* Exercise task
Wherever the word "frac" appears in the entries, copy the whole line.
* * * *
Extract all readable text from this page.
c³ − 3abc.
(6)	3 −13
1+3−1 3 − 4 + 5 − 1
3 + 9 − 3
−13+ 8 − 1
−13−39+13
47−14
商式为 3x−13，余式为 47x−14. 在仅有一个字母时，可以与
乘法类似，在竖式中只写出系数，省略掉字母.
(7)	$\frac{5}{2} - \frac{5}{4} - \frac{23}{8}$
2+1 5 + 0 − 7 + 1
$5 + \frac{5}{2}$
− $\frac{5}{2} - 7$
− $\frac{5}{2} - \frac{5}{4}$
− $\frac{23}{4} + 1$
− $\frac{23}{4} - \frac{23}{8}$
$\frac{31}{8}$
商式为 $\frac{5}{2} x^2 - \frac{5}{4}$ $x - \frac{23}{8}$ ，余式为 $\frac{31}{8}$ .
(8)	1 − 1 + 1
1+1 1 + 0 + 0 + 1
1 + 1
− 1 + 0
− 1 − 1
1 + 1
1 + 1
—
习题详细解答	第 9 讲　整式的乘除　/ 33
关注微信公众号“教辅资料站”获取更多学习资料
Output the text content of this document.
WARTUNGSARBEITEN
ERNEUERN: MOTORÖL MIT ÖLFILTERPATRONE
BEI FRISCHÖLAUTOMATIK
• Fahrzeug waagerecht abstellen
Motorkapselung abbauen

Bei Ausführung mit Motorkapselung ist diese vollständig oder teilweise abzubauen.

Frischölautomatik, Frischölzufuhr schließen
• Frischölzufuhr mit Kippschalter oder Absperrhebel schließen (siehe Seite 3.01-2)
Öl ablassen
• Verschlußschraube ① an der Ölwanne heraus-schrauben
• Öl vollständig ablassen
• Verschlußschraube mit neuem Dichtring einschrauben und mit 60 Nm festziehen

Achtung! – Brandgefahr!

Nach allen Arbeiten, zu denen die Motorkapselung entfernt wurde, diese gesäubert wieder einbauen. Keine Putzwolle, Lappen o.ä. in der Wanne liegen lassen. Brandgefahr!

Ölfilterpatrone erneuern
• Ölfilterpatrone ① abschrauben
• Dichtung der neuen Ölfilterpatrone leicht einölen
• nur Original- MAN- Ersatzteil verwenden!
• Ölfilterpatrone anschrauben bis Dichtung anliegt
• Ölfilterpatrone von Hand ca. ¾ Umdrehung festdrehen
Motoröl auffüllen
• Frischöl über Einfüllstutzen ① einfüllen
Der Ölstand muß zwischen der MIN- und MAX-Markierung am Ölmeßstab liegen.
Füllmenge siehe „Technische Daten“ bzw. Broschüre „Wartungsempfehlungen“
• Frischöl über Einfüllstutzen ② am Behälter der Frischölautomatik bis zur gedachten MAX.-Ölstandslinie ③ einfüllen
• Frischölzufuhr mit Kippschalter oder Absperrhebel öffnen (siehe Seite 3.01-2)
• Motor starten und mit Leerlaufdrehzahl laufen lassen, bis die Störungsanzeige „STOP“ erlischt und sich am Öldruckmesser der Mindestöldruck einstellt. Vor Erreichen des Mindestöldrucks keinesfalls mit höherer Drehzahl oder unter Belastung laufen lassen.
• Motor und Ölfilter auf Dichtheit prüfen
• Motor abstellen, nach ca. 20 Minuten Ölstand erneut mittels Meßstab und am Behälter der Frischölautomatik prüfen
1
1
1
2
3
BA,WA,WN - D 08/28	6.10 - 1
* * * *
* Completed task
(7)	$\frac{5}{2} - \frac{5}{4} - \frac{23}{8}$
$5 + \frac{5}{2}$
− $\frac{5}{2} - 7$
− $\frac{5}{2} - \frac{5}{4}$
− $\frac{23}{4} + 1$
− $\frac{23}{4} - \frac{23}{8}$
$\frac{31}{8}$
商式为 $\frac{5}{2} x^2 - \frac{5}{4}$ $x - \frac{23}{8}$ ，余式为 $\frac{31}{8}$ .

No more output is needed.